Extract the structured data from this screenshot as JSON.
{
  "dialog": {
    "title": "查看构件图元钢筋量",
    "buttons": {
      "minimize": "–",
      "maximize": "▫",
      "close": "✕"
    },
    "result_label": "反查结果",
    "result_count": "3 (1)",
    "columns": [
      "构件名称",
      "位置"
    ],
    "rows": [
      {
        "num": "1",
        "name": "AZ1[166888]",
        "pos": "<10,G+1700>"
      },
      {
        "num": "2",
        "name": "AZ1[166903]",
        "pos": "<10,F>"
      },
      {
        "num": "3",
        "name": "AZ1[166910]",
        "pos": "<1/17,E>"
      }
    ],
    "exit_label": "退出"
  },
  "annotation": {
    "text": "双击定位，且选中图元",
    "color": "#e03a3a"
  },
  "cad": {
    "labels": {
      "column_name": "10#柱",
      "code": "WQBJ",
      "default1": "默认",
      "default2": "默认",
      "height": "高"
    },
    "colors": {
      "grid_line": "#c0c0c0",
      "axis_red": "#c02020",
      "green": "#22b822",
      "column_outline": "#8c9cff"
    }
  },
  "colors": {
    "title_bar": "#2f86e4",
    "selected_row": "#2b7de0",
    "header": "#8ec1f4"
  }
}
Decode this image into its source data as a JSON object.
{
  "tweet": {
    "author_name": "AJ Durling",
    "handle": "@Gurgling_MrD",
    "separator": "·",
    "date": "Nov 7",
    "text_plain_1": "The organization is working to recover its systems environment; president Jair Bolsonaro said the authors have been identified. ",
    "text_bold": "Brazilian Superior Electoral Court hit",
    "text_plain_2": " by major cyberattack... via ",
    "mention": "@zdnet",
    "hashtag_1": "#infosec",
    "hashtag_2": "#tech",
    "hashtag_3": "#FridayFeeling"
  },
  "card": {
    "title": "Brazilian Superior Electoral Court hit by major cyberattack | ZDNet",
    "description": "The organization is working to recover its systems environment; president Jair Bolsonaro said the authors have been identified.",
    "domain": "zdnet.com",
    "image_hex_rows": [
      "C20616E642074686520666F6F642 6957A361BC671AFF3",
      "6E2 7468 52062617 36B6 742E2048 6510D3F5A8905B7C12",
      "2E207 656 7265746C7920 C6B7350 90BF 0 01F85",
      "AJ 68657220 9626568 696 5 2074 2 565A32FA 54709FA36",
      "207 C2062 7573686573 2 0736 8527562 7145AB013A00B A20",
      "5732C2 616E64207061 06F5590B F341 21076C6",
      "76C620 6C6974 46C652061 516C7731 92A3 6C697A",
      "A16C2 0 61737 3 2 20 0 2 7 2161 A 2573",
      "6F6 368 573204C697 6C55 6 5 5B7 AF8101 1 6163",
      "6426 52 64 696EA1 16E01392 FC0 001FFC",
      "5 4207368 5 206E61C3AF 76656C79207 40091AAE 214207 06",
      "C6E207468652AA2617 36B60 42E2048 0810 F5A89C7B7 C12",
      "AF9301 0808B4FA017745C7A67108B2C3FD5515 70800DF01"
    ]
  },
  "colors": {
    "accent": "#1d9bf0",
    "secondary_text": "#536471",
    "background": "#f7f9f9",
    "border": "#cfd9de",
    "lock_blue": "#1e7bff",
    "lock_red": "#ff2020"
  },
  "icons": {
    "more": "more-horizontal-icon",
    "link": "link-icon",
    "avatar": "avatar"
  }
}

* What to do *
Show the lines of the records that include the string "Jair".

* Exercise output *
    "text_plain_1": "The organization is working to recover its systems environment; president Jair Bolsonaro said the authors have been identified. ",
    "description": "The organization is working to recover its systems environment; president Jair Bolsonaro said the authors have been identified.",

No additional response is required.